Task brief :: Reproduce all of the data below without alteration; exclude every picture.

-- Start of Listed entries --

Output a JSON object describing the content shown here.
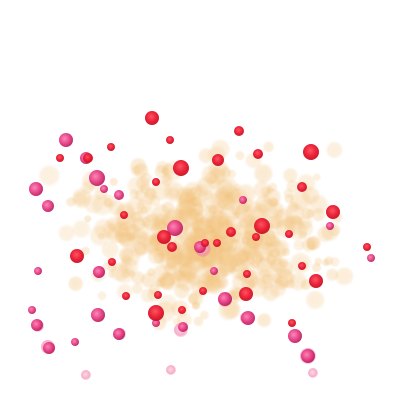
{
  "image": {
    "background": "#ffffff",
    "palette": {
      "cream": "#f3c98a",
      "peach": "#f0b070",
      "red": "#e8182e",
      "magenta": "#e0307a",
      "pink": "#f07aa6"
    }
  }
}
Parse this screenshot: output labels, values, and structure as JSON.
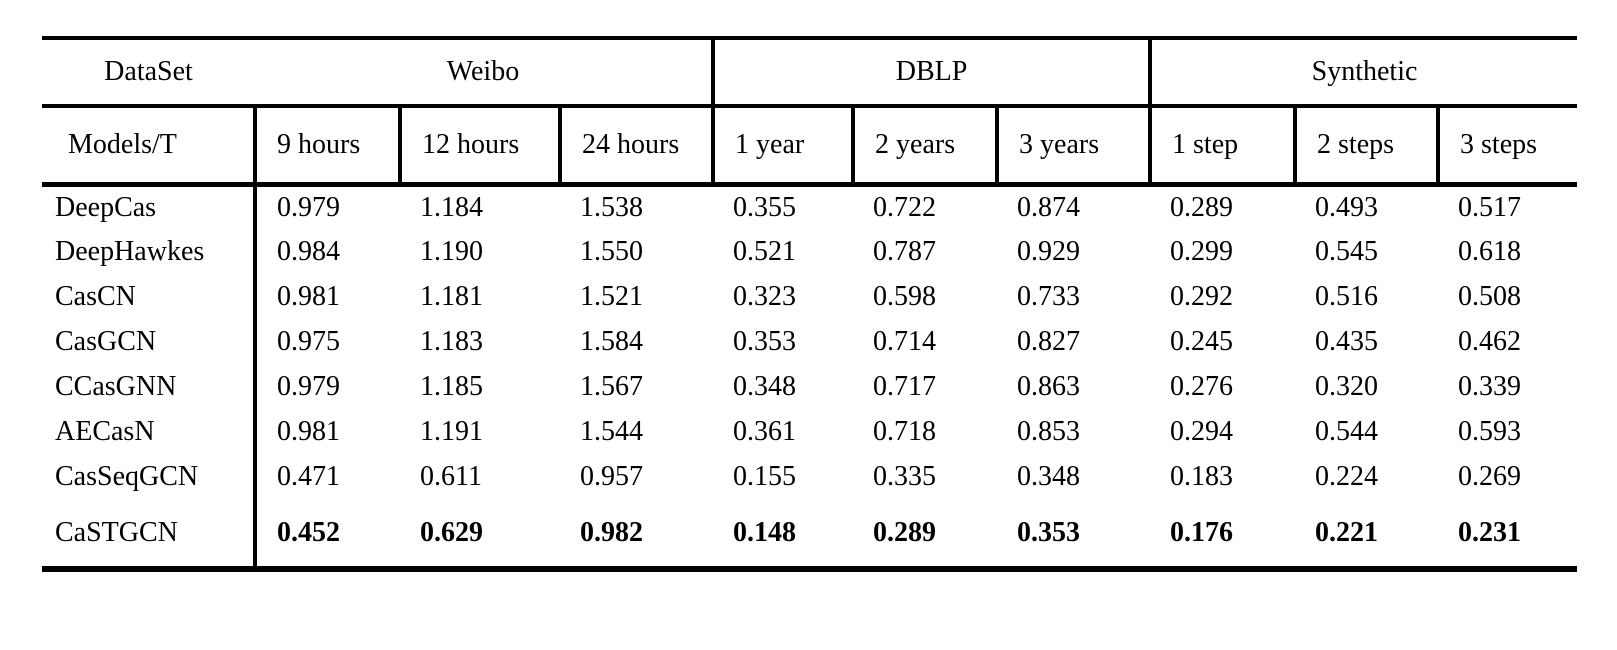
{
  "chart_data": {
    "type": "table",
    "col_groups": [
      {
        "label": "DataSet",
        "span": 1
      },
      {
        "label": "Weibo",
        "span": 3
      },
      {
        "label": "DBLP",
        "span": 3
      },
      {
        "label": "Synthetic",
        "span": 3
      }
    ],
    "sub_headers": [
      "Models/T",
      "9 hours",
      "12 hours",
      "24 hours",
      "1 year",
      "2 years",
      "3 years",
      "1 step",
      "2 steps",
      "3 steps"
    ],
    "rows": [
      {
        "model": "DeepCas",
        "bold": false,
        "values": [
          "0.979",
          "1.184",
          "1.538",
          "0.355",
          "0.722",
          "0.874",
          "0.289",
          "0.493",
          "0.517"
        ]
      },
      {
        "model": "DeepHawkes",
        "bold": false,
        "values": [
          "0.984",
          "1.190",
          "1.550",
          "0.521",
          "0.787",
          "0.929",
          "0.299",
          "0.545",
          "0.618"
        ]
      },
      {
        "model": "CasCN",
        "bold": false,
        "values": [
          "0.981",
          "1.181",
          "1.521",
          "0.323",
          "0.598",
          "0.733",
          "0.292",
          "0.516",
          "0.508"
        ]
      },
      {
        "model": "CasGCN",
        "bold": false,
        "values": [
          "0.975",
          "1.183",
          "1.584",
          "0.353",
          "0.714",
          "0.827",
          "0.245",
          "0.435",
          "0.462"
        ]
      },
      {
        "model": "CCasGNN",
        "bold": false,
        "values": [
          "0.979",
          "1.185",
          "1.567",
          "0.348",
          "0.717",
          "0.863",
          "0.276",
          "0.320",
          "0.339"
        ]
      },
      {
        "model": "AECasN",
        "bold": false,
        "values": [
          "0.981",
          "1.191",
          "1.544",
          "0.361",
          "0.718",
          "0.853",
          "0.294",
          "0.544",
          "0.593"
        ]
      },
      {
        "model": "CasSeqGCN",
        "bold": false,
        "values": [
          "0.471",
          "0.611",
          "0.957",
          "0.155",
          "0.335",
          "0.348",
          "0.183",
          "0.224",
          "0.269"
        ]
      },
      {
        "model": "CaSTGCN",
        "bold": true,
        "values": [
          "0.452",
          "0.629",
          "0.982",
          "0.148",
          "0.289",
          "0.353",
          "0.176",
          "0.221",
          "0.231"
        ]
      }
    ]
  },
  "colors": {
    "background": "#ffffff",
    "text": "#000000",
    "rule": "#000000"
  }
}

-- End of Listed entries --

Expected answer ::
Output a JSON object describing the content shown here.
{
  "image": {
    "background": "#ffffff",
    "palette": {
      "cream": "#f3c98a",
      "peach": "#f0b070",
      "red": "#e8182e",
      "magenta": "#e0307a",
      "pink": "#f07aa6"
    }
  }
}
Parse this screenshot: output labels, values, and structure as JSON.
{
  "chart_data": {
    "type": "table",
    "col_groups": [
      {
        "label": "DataSet",
        "span": 1
      },
      {
        "label": "Weibo",
        "span": 3
      },
      {
        "label": "DBLP",
        "span": 3
      },
      {
        "label": "Synthetic",
        "span": 3
      }
    ],
    "sub_headers": [
      "Models/T",
      "9 hours",
      "12 hours",
      "24 hours",
      "1 year",
      "2 years",
      "3 years",
      "1 step",
      "2 steps",
      "3 steps"
    ],
    "rows": [
      {
        "model": "DeepCas",
        "bold": false,
        "values": [
          "0.979",
          "1.184",
          "1.538",
          "0.355",
          "0.722",
          "0.874",
          "0.289",
          "0.493",
          "0.517"
        ]
      },
      {
        "model": "DeepHawkes",
        "bold": false,
        "values": [
          "0.984",
          "1.190",
          "1.550",
          "0.521",
          "0.787",
          "0.929",
          "0.299",
          "0.545",
          "0.618"
        ]
      },
      {
        "model": "CasCN",
        "bold": false,
        "values": [
          "0.981",
          "1.181",
          "1.521",
          "0.323",
          "0.598",
          "0.733",
          "0.292",
          "0.516",
          "0.508"
        ]
      },
      {
        "model": "CasGCN",
        "bold": false,
        "values": [
          "0.975",
          "1.183",
          "1.584",
          "0.353",
          "0.714",
          "0.827",
          "0.245",
          "0.435",
          "0.462"
        ]
      },
      {
        "model": "CCasGNN",
        "bold": false,
        "values": [
          "0.979",
          "1.185",
          "1.567",
          "0.348",
          "0.717",
          "0.863",
          "0.276",
          "0.320",
          "0.339"
        ]
      },
      {
        "model": "AECasN",
        "bold": false,
        "values": [
          "0.981",
          "1.191",
          "1.544",
          "0.361",
          "0.718",
          "0.853",
          "0.294",
          "0.544",
          "0.593"
        ]
      },
      {
        "model": "CasSeqGCN",
        "bold": false,
        "values": [
          "0.471",
          "0.611",
          "0.957",
          "0.155",
          "0.335",
          "0.348",
          "0.183",
          "0.224",
          "0.269"
        ]
      },
      {
        "model": "CaSTGCN",
        "bold": true,
        "values": [
          "0.452",
          "0.629",
          "0.982",
          "0.148",
          "0.289",
          "0.353",
          "0.176",
          "0.221",
          "0.231"
        ]
      }
    ]
  },
  "colors": {
    "background": "#ffffff",
    "text": "#000000",
    "rule": "#000000"
  }
}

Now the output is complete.